◆ Passage shown ◆
━━━━━━━━━━
Power-over-distance wireless transmitter ships retail and devkit systems

Power-over-distance wireless transmitter ships retail and devkit systems

Business news |
By Nick Flaherty

Powercast’s $100 PowerSpot retail package includes the PowerSpot TX91503 RF wireless transmitter, a six-foot power cord, a USB wall outlet adapter, and a quick start guide.

Powercast began production of its transmitter after receiving FCC approval in the US and ISED approval in Canada late last year. The company is also launching a development kit to help manufacturers easily design PowerSpot-based wireless charging ecosystems.


Creating a coverage area similar to Wi-Fi, the PowerSpot transmitter automatically powers or charges PowerSpot-enabled devices when they come within range. The transmitter uses the 915-MHz ISM band to send RF energy over the air to Powerharvester receiver chip embedded in a device, which converts it to direct current (DC) to either directly power or recharge that device’s batteries. The Bluetooth-approved transmitter detects devices within range and automatically begins delivering power.
━━━━━━━━━━
(Collected data)
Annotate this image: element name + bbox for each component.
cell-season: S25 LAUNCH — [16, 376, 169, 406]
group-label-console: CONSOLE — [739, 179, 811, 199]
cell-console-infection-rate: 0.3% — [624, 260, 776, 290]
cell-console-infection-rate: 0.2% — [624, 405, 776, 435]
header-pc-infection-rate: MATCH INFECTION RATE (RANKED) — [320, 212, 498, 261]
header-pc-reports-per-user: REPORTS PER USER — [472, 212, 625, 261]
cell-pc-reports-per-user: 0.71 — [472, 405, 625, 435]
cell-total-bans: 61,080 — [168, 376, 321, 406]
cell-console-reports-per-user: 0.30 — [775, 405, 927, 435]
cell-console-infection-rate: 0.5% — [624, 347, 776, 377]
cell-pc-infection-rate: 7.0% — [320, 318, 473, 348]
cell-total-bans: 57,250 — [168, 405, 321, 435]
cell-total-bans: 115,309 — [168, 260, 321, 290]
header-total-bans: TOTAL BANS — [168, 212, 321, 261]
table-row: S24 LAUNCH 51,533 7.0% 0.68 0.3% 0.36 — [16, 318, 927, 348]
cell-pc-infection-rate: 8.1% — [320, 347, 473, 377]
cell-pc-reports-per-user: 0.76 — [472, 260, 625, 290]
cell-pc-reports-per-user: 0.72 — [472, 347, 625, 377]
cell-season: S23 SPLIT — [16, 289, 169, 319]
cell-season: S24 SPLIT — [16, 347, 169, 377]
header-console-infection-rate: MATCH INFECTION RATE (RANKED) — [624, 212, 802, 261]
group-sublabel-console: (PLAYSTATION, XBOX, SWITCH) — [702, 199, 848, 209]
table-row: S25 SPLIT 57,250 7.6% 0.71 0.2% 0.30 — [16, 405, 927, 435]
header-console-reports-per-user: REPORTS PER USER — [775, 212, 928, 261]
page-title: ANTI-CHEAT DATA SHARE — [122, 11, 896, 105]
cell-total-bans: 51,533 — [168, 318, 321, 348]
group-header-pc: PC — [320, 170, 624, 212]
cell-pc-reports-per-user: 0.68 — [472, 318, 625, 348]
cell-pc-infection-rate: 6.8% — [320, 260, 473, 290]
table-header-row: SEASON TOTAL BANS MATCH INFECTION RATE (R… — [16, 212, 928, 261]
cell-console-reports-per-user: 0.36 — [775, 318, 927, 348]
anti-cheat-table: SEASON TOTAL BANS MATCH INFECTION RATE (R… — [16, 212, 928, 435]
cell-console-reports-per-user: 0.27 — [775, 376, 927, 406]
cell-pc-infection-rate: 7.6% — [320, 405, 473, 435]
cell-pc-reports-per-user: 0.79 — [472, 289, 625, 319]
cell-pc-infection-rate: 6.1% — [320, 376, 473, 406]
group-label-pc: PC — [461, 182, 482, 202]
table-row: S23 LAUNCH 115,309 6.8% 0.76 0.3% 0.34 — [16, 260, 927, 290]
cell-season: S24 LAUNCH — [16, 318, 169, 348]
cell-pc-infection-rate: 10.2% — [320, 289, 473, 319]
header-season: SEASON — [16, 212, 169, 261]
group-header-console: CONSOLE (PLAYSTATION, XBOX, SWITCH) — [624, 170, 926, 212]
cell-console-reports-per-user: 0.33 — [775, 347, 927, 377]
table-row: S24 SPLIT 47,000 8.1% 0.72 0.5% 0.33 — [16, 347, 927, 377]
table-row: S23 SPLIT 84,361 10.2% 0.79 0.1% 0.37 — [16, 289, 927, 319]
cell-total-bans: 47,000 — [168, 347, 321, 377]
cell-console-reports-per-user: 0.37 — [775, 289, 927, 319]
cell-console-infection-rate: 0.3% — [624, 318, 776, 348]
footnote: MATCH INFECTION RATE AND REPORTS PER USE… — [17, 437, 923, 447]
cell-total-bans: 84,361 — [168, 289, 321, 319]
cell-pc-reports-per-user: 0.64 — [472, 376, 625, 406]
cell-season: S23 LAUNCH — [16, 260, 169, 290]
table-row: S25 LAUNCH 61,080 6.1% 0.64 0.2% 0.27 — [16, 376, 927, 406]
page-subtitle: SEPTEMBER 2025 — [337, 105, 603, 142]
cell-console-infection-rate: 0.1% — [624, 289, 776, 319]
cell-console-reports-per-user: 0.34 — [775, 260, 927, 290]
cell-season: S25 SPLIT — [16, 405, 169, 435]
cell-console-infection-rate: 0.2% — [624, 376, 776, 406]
━━━━━━━━━━
According to the PowerSpot article, which frequency band does the transmitter use to send RF energy? Rely on the PowerSpot article alone, not on the listing.

◆ The answer ◆
The 915-MHz ISM band.